* _Requirements_: Each line below should be retyped exactly, with no pictures.

* _Rows_:

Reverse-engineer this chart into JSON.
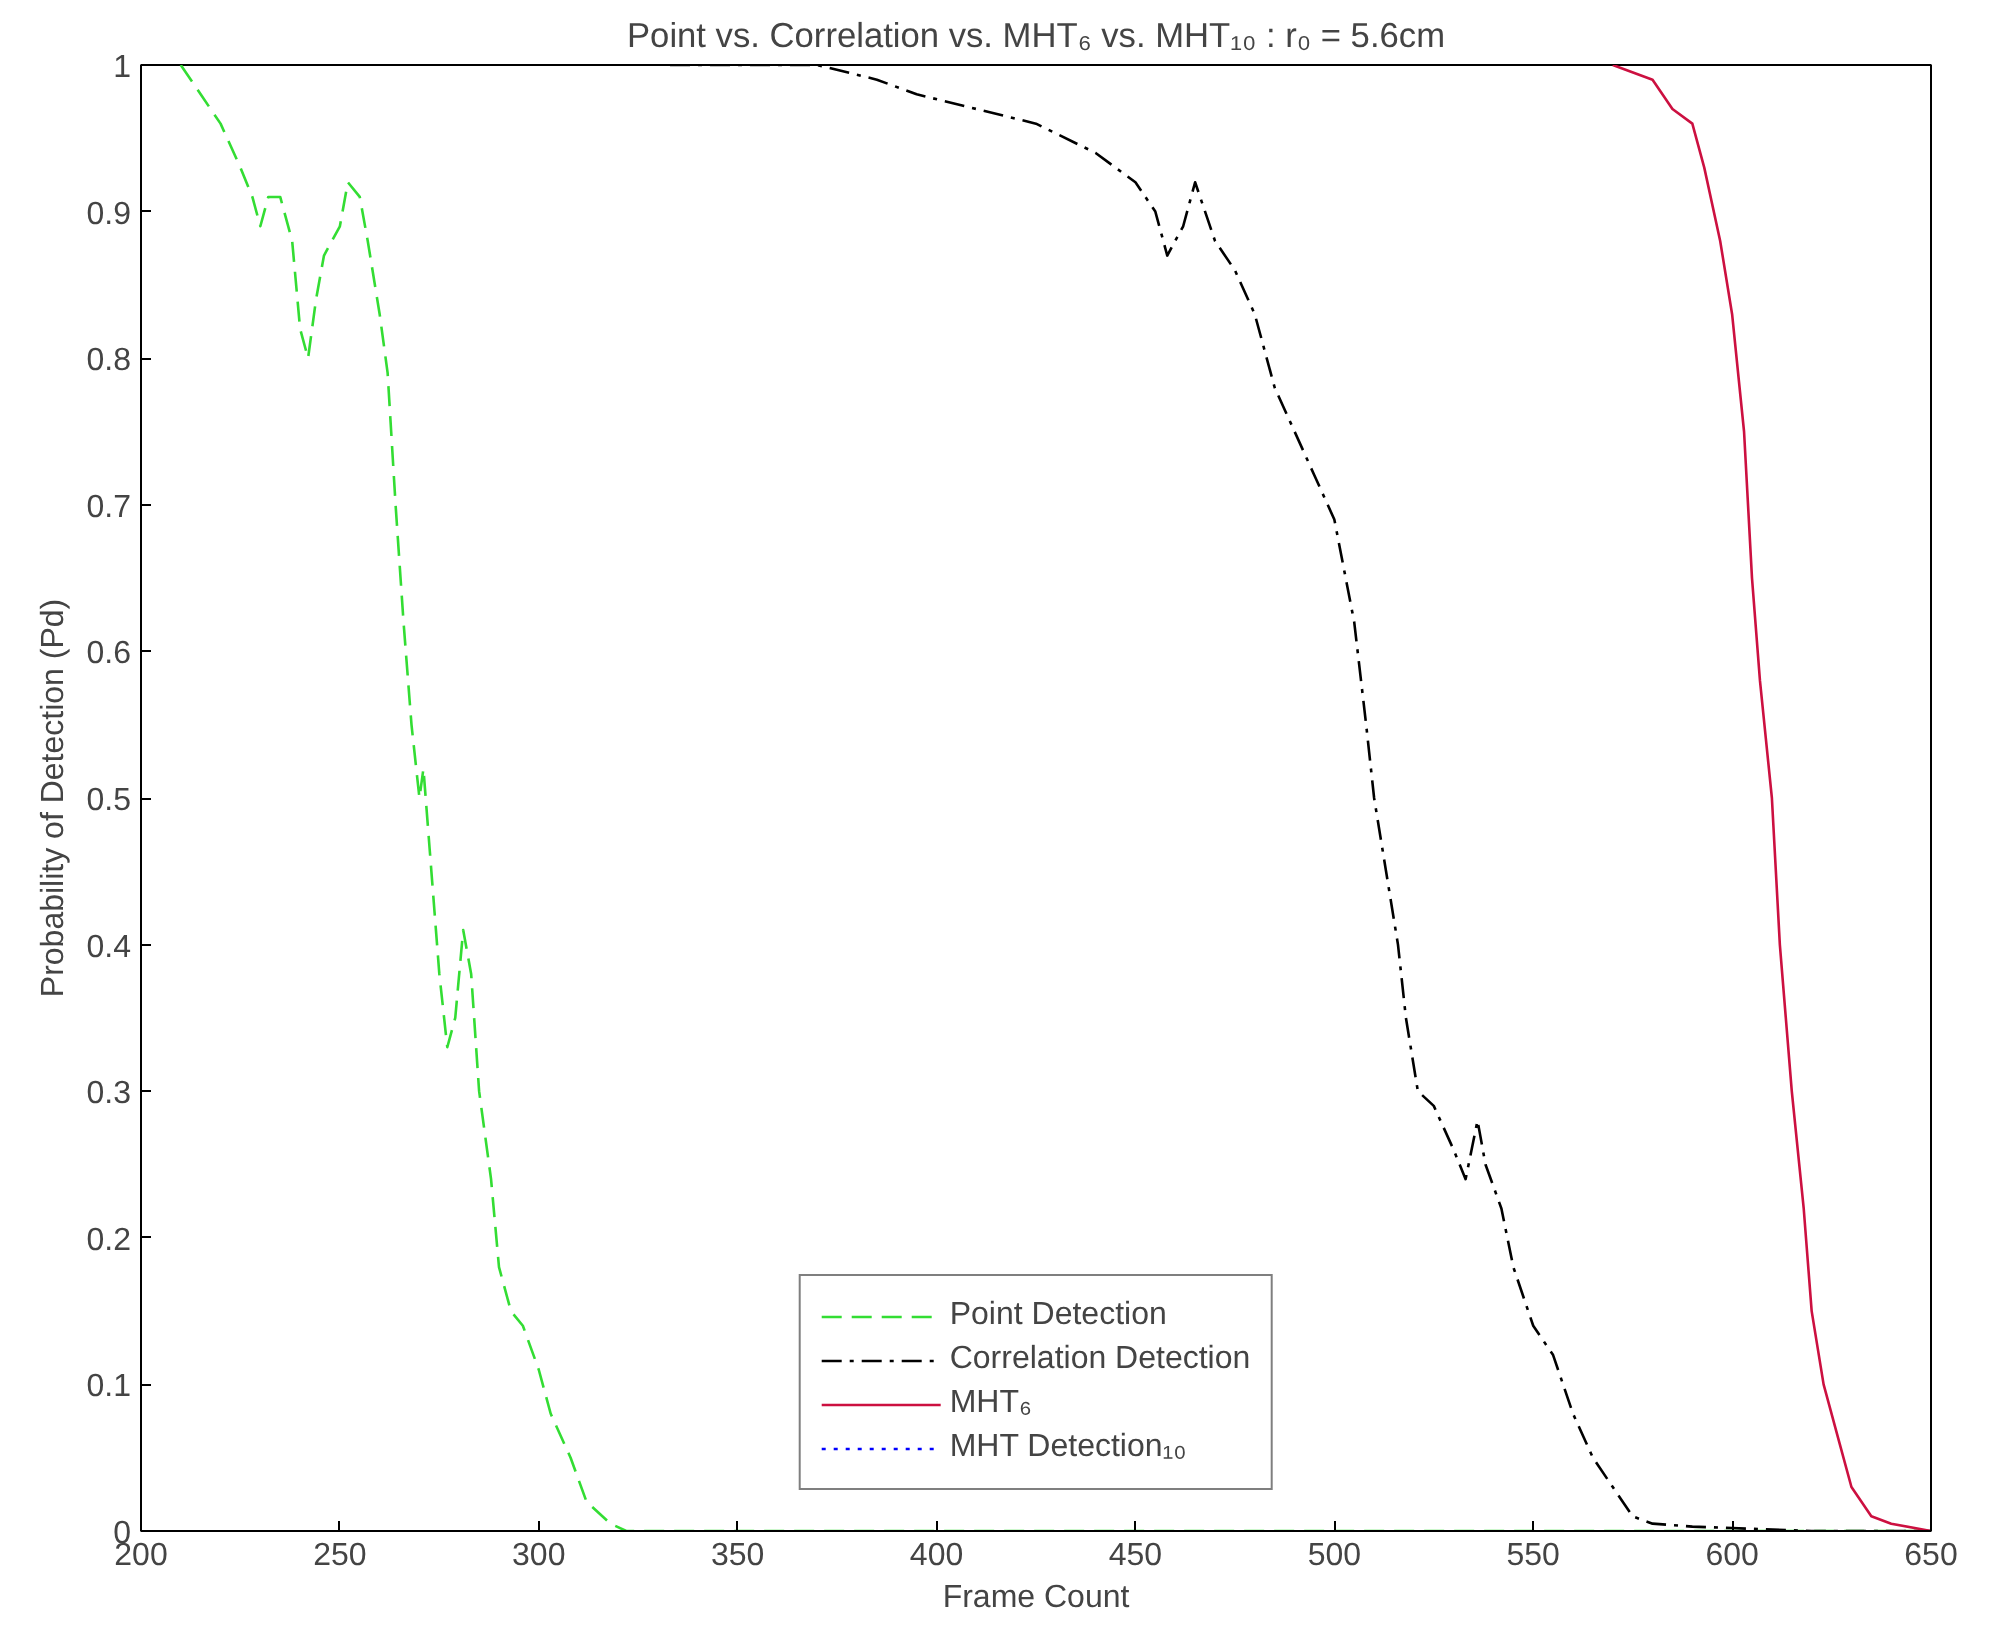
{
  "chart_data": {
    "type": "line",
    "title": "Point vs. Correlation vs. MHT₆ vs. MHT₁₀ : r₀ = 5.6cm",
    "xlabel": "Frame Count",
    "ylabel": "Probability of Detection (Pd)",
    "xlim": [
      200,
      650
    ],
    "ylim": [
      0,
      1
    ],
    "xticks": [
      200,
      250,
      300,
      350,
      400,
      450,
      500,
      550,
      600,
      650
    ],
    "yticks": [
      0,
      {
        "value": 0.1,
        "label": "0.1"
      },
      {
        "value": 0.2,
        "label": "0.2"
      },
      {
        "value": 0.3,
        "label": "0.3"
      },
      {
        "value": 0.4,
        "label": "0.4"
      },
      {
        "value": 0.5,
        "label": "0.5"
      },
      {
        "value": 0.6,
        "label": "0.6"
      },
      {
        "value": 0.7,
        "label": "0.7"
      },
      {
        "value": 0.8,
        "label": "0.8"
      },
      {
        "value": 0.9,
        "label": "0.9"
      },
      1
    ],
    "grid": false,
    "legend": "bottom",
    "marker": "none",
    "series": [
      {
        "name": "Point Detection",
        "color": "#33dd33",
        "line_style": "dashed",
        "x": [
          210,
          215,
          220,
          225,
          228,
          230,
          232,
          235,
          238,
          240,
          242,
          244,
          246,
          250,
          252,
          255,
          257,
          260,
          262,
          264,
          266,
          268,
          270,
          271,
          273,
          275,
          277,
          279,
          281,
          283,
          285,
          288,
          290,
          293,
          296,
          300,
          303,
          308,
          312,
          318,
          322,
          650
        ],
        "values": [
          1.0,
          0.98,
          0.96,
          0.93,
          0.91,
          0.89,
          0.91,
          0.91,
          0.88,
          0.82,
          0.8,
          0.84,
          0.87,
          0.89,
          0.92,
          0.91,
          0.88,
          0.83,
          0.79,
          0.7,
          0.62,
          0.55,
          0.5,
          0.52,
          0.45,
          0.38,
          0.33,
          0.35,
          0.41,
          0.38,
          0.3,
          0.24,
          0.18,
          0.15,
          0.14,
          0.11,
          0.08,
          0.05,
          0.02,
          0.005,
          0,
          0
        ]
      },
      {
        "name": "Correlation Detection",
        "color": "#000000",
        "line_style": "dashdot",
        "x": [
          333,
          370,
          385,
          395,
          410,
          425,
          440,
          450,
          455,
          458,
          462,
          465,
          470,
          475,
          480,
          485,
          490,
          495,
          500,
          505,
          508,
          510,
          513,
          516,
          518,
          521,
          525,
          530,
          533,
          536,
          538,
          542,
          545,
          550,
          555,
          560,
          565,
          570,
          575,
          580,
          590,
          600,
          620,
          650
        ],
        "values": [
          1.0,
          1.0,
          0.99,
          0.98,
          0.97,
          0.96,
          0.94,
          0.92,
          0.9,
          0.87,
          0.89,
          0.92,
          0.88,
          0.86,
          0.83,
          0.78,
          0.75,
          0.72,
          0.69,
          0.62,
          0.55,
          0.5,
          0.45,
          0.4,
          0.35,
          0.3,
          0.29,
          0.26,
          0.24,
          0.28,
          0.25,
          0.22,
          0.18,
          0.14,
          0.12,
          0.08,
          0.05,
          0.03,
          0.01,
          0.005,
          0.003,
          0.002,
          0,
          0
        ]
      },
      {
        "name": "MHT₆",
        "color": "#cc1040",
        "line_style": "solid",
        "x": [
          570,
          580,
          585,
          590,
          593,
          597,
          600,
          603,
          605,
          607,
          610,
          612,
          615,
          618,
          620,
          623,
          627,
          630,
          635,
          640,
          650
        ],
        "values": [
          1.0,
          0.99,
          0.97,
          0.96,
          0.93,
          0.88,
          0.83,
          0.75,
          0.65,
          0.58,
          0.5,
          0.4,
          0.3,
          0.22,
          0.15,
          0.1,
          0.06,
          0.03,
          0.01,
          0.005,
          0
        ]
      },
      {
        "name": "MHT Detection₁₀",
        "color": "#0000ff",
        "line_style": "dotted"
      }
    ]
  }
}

* _Answer to the problem_:
Reverse-engineer this chart into JSON.
{
  "chart_data": {
    "type": "line",
    "title": "Point vs. Correlation vs. MHT₆ vs. MHT₁₀ : r₀ = 5.6cm",
    "xlabel": "Frame Count",
    "ylabel": "Probability of Detection (Pd)",
    "xlim": [
      200,
      650
    ],
    "ylim": [
      0,
      1
    ],
    "xticks": [
      200,
      250,
      300,
      350,
      400,
      450,
      500,
      550,
      600,
      650
    ],
    "yticks": [
      0,
      {
        "value": 0.1,
        "label": "0.1"
      },
      {
        "value": 0.2,
        "label": "0.2"
      },
      {
        "value": 0.3,
        "label": "0.3"
      },
      {
        "value": 0.4,
        "label": "0.4"
      },
      {
        "value": 0.5,
        "label": "0.5"
      },
      {
        "value": 0.6,
        "label": "0.6"
      },
      {
        "value": 0.7,
        "label": "0.7"
      },
      {
        "value": 0.8,
        "label": "0.8"
      },
      {
        "value": 0.9,
        "label": "0.9"
      },
      1
    ],
    "grid": false,
    "legend": "bottom",
    "marker": "none",
    "series": [
      {
        "name": "Point Detection",
        "color": "#33dd33",
        "line_style": "dashed",
        "x": [
          210,
          215,
          220,
          225,
          228,
          230,
          232,
          235,
          238,
          240,
          242,
          244,
          246,
          250,
          252,
          255,
          257,
          260,
          262,
          264,
          266,
          268,
          270,
          271,
          273,
          275,
          277,
          279,
          281,
          283,
          285,
          288,
          290,
          293,
          296,
          300,
          303,
          308,
          312,
          318,
          322,
          650
        ],
        "values": [
          1.0,
          0.98,
          0.96,
          0.93,
          0.91,
          0.89,
          0.91,
          0.91,
          0.88,
          0.82,
          0.8,
          0.84,
          0.87,
          0.89,
          0.92,
          0.91,
          0.88,
          0.83,
          0.79,
          0.7,
          0.62,
          0.55,
          0.5,
          0.52,
          0.45,
          0.38,
          0.33,
          0.35,
          0.41,
          0.38,
          0.3,
          0.24,
          0.18,
          0.15,
          0.14,
          0.11,
          0.08,
          0.05,
          0.02,
          0.005,
          0,
          0
        ]
      },
      {
        "name": "Correlation Detection",
        "color": "#000000",
        "line_style": "dashdot",
        "x": [
          333,
          370,
          385,
          395,
          410,
          425,
          440,
          450,
          455,
          458,
          462,
          465,
          470,
          475,
          480,
          485,
          490,
          495,
          500,
          505,
          508,
          510,
          513,
          516,
          518,
          521,
          525,
          530,
          533,
          536,
          538,
          542,
          545,
          550,
          555,
          560,
          565,
          570,
          575,
          580,
          590,
          600,
          620,
          650
        ],
        "values": [
          1.0,
          1.0,
          0.99,
          0.98,
          0.97,
          0.96,
          0.94,
          0.92,
          0.9,
          0.87,
          0.89,
          0.92,
          0.88,
          0.86,
          0.83,
          0.78,
          0.75,
          0.72,
          0.69,
          0.62,
          0.55,
          0.5,
          0.45,
          0.4,
          0.35,
          0.3,
          0.29,
          0.26,
          0.24,
          0.28,
          0.25,
          0.22,
          0.18,
          0.14,
          0.12,
          0.08,
          0.05,
          0.03,
          0.01,
          0.005,
          0.003,
          0.002,
          0,
          0
        ]
      },
      {
        "name": "MHT₆",
        "color": "#cc1040",
        "line_style": "solid",
        "x": [
          570,
          580,
          585,
          590,
          593,
          597,
          600,
          603,
          605,
          607,
          610,
          612,
          615,
          618,
          620,
          623,
          627,
          630,
          635,
          640,
          650
        ],
        "values": [
          1.0,
          0.99,
          0.97,
          0.96,
          0.93,
          0.88,
          0.83,
          0.75,
          0.65,
          0.58,
          0.5,
          0.4,
          0.3,
          0.22,
          0.15,
          0.1,
          0.06,
          0.03,
          0.01,
          0.005,
          0
        ]
      },
      {
        "name": "MHT Detection₁₀",
        "color": "#0000ff",
        "line_style": "dotted"
      }
    ]
  }
}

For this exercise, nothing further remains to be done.